MATERIAL FOR THIS TASK:
++++++++++

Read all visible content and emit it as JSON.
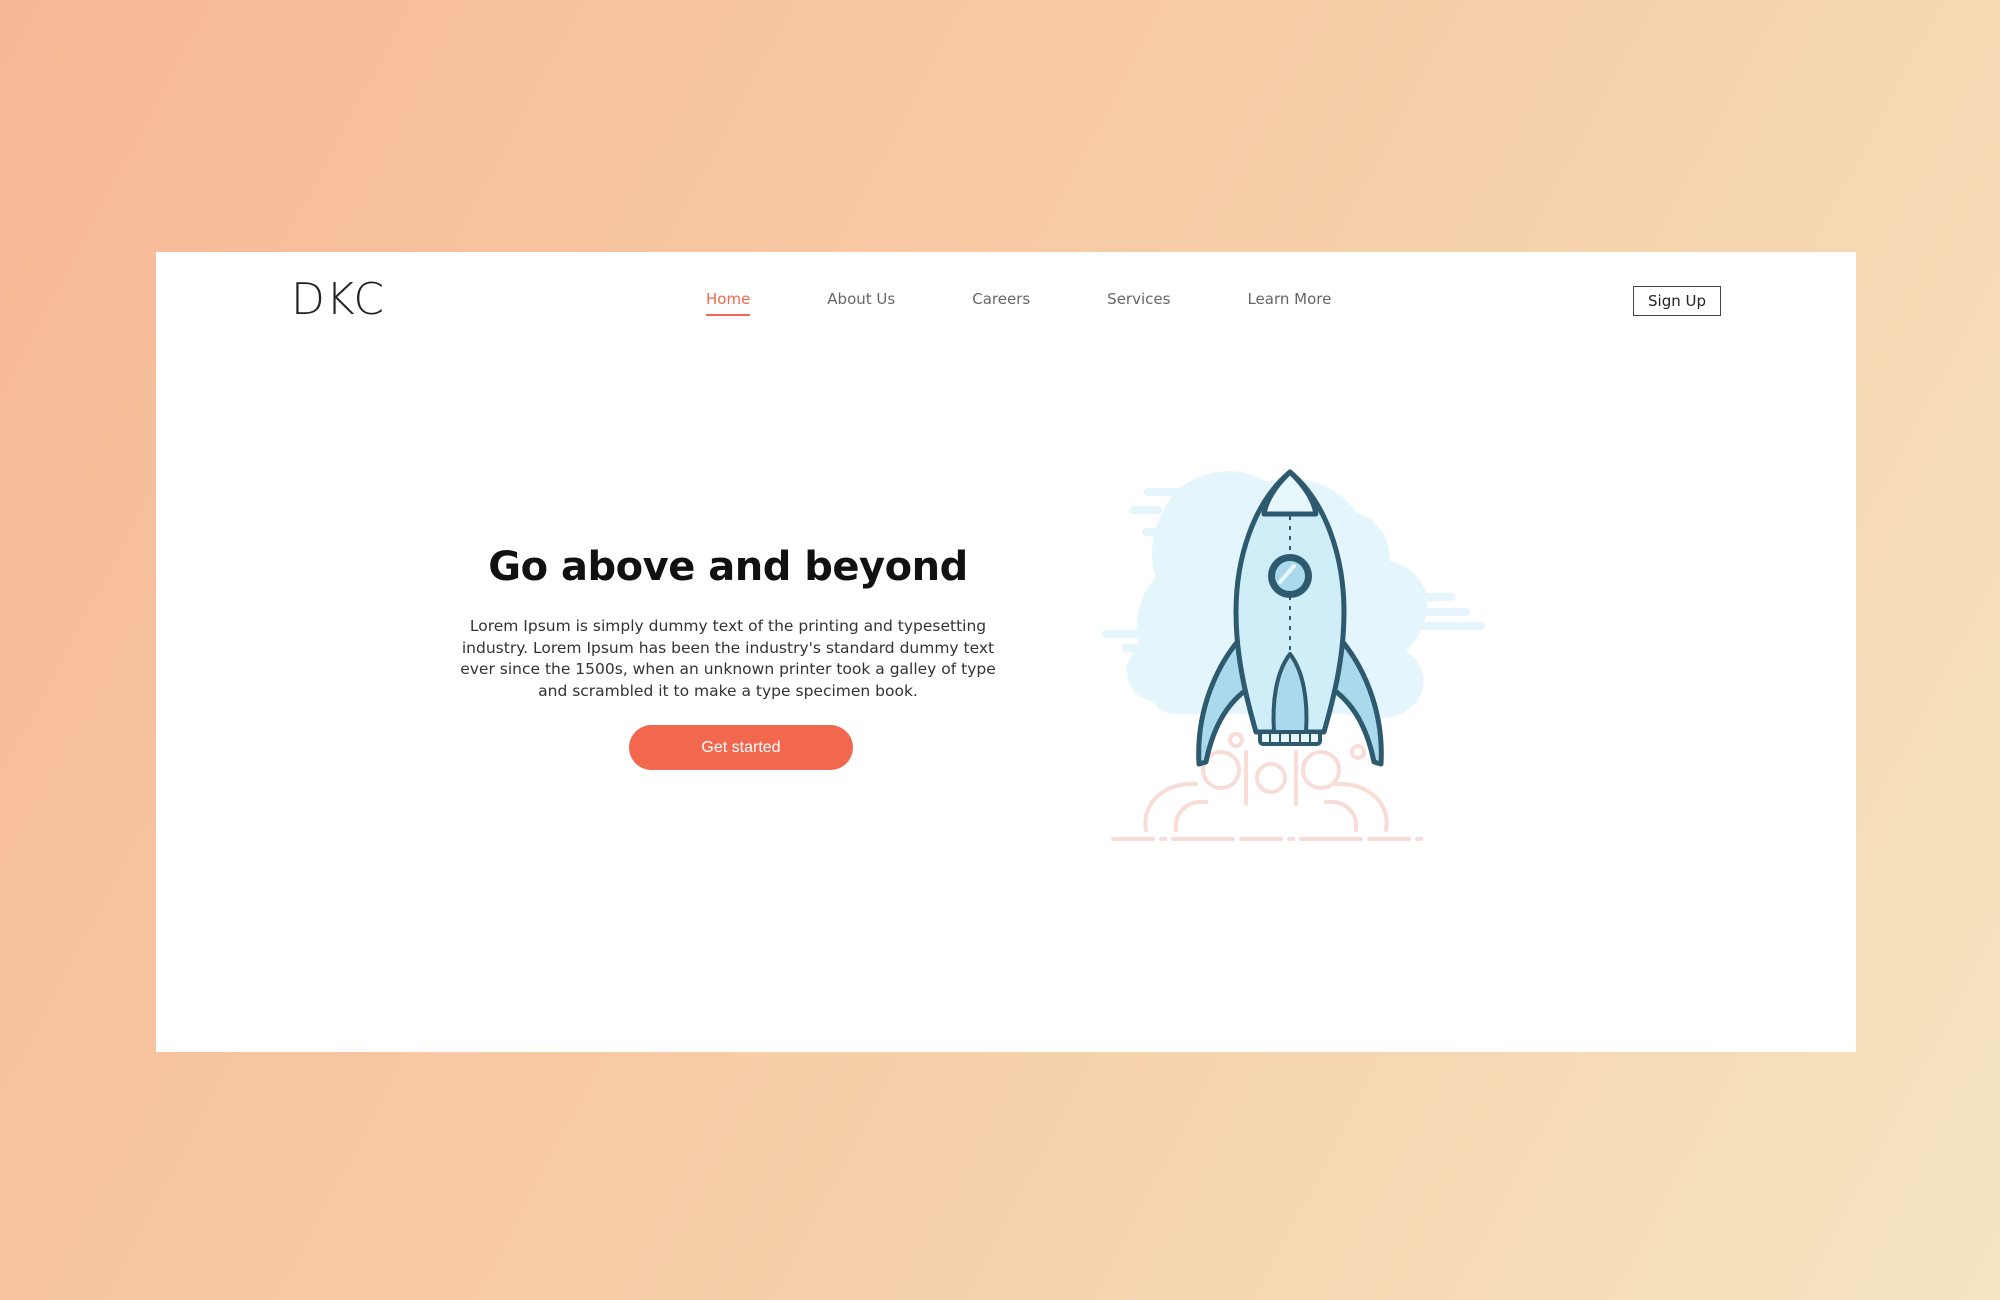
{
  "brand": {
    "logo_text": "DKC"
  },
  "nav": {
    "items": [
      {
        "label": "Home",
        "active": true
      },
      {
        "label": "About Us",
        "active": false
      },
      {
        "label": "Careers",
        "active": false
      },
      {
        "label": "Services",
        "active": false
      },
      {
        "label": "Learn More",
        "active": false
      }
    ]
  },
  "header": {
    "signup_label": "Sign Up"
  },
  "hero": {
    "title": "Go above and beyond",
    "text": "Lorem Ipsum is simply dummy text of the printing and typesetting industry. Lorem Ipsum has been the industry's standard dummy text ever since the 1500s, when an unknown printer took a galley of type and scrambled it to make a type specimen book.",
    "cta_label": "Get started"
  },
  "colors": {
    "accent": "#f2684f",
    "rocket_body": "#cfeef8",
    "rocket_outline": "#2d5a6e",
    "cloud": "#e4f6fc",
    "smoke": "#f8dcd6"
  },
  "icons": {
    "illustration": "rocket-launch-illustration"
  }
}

++++++++++

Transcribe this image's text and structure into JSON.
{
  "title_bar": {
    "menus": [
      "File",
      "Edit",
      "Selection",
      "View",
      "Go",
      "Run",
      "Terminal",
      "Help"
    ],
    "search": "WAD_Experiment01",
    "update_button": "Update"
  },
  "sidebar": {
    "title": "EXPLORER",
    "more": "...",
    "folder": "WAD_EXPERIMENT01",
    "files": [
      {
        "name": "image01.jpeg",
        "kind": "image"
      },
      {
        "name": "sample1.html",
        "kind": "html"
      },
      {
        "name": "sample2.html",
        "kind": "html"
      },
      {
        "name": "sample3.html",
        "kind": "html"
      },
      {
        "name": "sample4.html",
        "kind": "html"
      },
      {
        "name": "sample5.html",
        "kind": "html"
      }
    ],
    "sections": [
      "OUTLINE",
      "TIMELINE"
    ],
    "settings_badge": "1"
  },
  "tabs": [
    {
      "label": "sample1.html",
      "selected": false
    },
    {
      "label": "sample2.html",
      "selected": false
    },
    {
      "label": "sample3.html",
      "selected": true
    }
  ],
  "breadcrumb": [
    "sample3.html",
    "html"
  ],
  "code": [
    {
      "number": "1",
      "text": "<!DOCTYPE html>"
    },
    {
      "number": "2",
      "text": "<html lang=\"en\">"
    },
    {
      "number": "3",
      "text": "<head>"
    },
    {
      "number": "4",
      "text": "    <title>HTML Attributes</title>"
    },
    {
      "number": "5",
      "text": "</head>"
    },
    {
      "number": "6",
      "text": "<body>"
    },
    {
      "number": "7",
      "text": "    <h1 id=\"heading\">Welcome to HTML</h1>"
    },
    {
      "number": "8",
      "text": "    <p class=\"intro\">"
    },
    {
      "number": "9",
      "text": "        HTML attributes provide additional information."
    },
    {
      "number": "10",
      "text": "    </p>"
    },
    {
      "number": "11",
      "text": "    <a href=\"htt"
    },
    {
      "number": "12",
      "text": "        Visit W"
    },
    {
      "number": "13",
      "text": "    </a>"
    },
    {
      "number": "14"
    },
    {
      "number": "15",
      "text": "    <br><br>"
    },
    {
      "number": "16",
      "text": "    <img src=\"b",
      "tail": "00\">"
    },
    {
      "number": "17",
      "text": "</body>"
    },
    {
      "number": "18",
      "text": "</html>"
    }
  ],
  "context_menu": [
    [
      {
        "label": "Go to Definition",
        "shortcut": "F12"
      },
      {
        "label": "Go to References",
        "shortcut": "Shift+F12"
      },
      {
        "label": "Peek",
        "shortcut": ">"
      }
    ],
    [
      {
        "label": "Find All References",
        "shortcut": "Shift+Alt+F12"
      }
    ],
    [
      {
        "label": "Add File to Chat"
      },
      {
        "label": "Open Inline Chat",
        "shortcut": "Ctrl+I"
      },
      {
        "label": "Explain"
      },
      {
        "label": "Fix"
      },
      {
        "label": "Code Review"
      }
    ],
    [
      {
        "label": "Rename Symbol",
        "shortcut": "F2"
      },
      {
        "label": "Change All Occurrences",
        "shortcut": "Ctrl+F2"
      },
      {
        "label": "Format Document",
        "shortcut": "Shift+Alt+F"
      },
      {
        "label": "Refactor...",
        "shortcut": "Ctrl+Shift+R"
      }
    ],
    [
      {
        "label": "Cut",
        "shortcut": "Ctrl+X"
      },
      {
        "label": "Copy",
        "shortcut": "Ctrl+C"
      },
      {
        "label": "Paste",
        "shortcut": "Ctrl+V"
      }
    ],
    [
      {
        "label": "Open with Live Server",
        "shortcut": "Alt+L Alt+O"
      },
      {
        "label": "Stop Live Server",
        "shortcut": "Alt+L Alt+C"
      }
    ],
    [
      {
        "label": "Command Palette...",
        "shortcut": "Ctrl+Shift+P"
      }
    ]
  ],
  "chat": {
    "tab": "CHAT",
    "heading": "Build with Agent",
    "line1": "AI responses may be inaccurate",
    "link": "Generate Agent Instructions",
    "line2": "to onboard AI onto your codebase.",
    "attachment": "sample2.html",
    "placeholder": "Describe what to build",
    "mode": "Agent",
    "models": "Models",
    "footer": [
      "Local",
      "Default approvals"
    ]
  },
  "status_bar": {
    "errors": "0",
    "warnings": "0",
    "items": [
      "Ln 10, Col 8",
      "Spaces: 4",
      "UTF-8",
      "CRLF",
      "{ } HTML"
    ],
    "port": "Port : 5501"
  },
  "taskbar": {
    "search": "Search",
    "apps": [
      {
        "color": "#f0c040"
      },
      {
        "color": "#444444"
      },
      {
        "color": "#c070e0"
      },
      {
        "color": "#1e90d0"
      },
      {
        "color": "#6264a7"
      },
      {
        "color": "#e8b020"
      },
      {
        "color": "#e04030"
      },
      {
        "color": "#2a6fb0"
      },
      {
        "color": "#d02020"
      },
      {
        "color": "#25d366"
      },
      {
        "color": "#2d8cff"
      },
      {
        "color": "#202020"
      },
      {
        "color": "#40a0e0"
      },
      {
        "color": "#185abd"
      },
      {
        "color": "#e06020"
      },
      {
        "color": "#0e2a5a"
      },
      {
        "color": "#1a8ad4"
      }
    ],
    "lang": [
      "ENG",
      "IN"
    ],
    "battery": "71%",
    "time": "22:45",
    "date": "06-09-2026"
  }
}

++++++++++

Read the entries and select each line where the word "Open" is found.

PROBLEM SOLUTION:
        "label": "Open Inline Chat",
        "label": "Open with Live Server",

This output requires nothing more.